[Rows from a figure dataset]
+-------+

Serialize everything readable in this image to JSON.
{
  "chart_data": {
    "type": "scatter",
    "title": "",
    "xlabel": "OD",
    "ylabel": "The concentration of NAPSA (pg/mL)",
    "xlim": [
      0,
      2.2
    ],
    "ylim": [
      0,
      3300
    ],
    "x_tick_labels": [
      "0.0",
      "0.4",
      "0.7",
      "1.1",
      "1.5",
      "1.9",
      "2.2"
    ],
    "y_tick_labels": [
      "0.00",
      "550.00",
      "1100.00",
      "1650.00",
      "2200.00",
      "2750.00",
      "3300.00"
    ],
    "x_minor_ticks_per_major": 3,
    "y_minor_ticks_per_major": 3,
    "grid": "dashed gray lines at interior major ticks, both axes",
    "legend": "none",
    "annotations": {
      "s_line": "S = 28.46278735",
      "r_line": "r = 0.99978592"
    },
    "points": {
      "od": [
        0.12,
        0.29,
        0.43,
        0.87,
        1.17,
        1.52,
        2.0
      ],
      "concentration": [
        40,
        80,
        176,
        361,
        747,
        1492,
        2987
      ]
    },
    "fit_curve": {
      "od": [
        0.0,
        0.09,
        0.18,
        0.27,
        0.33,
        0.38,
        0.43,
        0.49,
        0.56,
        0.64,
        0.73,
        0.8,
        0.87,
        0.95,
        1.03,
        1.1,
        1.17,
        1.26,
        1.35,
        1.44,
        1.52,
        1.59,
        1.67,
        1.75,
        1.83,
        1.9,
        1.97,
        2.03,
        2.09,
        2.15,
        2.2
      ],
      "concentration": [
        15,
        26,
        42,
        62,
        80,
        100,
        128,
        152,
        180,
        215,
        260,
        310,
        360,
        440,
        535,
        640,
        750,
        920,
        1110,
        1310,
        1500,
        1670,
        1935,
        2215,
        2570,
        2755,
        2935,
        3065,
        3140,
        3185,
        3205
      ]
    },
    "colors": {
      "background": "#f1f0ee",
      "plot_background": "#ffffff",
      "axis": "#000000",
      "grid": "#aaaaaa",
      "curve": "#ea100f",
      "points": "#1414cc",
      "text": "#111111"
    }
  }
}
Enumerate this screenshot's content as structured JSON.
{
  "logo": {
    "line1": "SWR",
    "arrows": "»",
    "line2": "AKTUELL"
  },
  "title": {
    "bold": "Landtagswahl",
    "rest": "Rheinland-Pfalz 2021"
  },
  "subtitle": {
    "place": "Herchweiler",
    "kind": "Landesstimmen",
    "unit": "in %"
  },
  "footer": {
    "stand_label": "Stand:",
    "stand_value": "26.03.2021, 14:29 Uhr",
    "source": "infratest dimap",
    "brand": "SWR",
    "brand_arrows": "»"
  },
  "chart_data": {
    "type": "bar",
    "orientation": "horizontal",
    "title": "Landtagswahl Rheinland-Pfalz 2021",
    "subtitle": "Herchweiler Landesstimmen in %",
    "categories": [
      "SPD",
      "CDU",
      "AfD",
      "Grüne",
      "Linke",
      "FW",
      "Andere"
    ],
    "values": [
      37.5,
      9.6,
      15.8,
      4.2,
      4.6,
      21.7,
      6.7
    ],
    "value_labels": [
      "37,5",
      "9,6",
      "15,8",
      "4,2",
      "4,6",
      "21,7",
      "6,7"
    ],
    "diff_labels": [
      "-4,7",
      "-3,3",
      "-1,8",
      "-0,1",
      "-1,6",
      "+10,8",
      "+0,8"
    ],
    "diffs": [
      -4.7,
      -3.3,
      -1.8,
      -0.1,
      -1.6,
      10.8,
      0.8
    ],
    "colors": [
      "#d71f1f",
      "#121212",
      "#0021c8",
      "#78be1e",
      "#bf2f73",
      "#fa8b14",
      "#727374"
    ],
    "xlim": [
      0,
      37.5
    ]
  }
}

+-------+

### SHORT TASK
Across the preceding material, how many lines contain the word "subtitle"? State the number alone.

### WRITTEN RESPONSE
2